THE TASK:
Show each line from the listing that includes the word "自己想了很多东西".

RECORDS TO USE:
────────────────

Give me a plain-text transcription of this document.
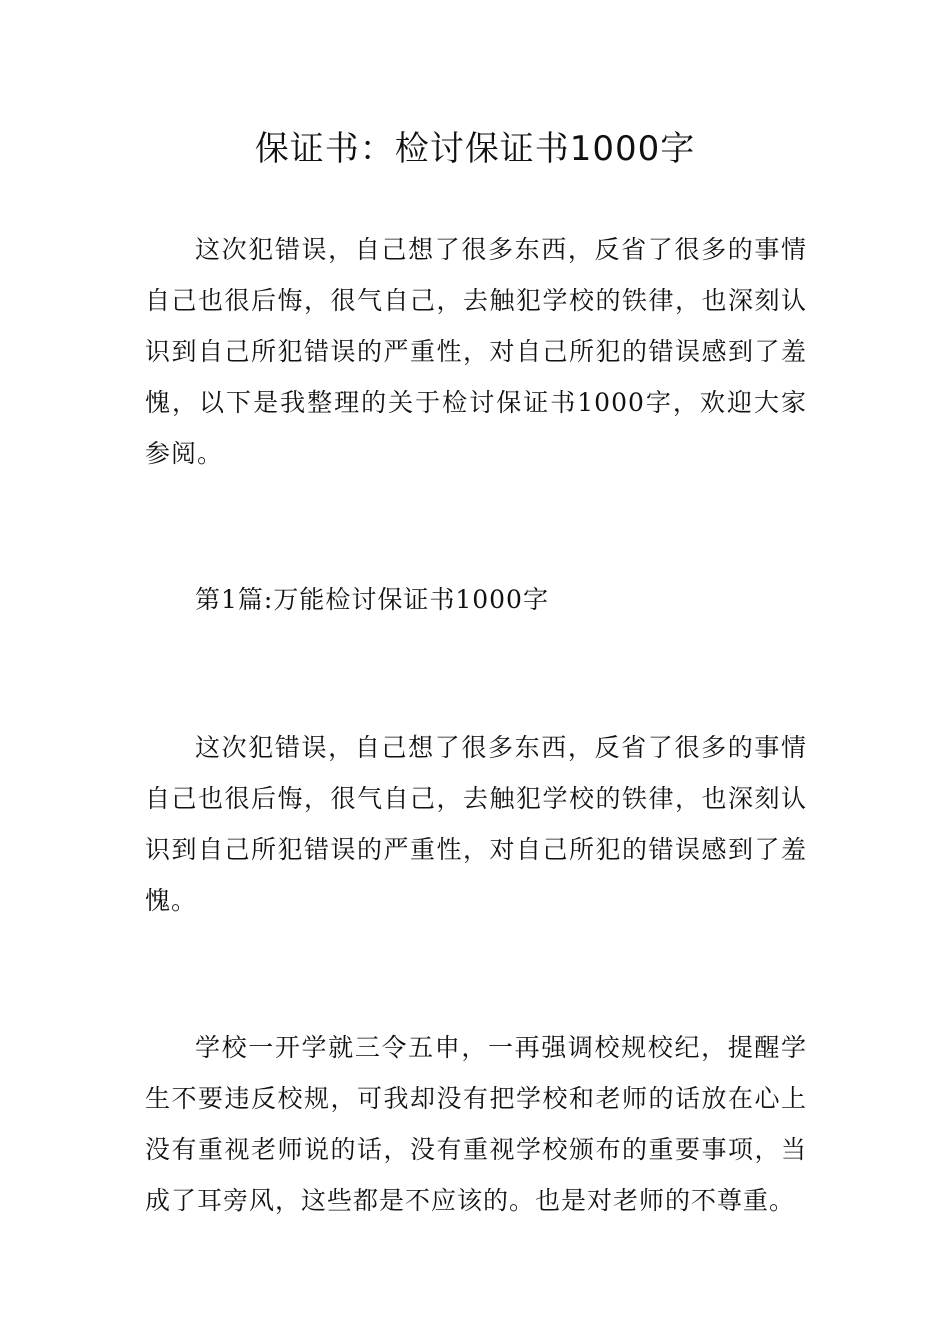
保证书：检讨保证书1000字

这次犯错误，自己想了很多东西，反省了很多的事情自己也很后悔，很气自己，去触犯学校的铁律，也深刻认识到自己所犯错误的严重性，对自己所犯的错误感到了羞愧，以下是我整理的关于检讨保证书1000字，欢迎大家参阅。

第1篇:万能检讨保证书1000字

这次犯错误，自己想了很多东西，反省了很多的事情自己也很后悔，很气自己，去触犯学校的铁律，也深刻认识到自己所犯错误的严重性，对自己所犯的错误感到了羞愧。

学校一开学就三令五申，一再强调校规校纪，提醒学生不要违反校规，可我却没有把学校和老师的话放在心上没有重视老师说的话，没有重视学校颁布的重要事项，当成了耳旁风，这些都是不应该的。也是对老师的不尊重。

────────────────

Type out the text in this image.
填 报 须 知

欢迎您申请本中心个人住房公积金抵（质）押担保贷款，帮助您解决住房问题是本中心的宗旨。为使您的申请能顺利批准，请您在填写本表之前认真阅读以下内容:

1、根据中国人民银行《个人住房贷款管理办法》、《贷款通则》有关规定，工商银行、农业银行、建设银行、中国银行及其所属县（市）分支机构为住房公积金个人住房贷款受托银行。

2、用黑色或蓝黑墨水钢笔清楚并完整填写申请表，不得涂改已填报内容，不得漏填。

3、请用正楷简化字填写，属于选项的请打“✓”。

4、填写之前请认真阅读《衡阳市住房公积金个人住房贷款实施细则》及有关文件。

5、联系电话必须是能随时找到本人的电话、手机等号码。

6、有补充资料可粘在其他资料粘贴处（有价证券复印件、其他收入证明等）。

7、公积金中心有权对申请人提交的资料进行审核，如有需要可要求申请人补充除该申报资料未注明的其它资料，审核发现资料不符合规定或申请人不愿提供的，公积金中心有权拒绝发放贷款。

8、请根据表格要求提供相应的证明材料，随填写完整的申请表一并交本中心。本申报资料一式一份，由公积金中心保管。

────────────────

SOLUTION TO THE EXERCISE:
这次犯错误，自己想了很多东西，反省了很多的事情自己也很后悔，很气自己，去触犯学校的铁律，也深刻认识到自己所犯错误的严重性，对自己所犯的错误感到了羞愧，以下是我整理的关于检讨保证书1000字，欢迎大家参阅。
这次犯错误，自己想了很多东西，反省了很多的事情自己也很后悔，很气自己，去触犯学校的铁律，也深刻认识到自己所犯错误的严重性，对自己所犯的错误感到了羞愧。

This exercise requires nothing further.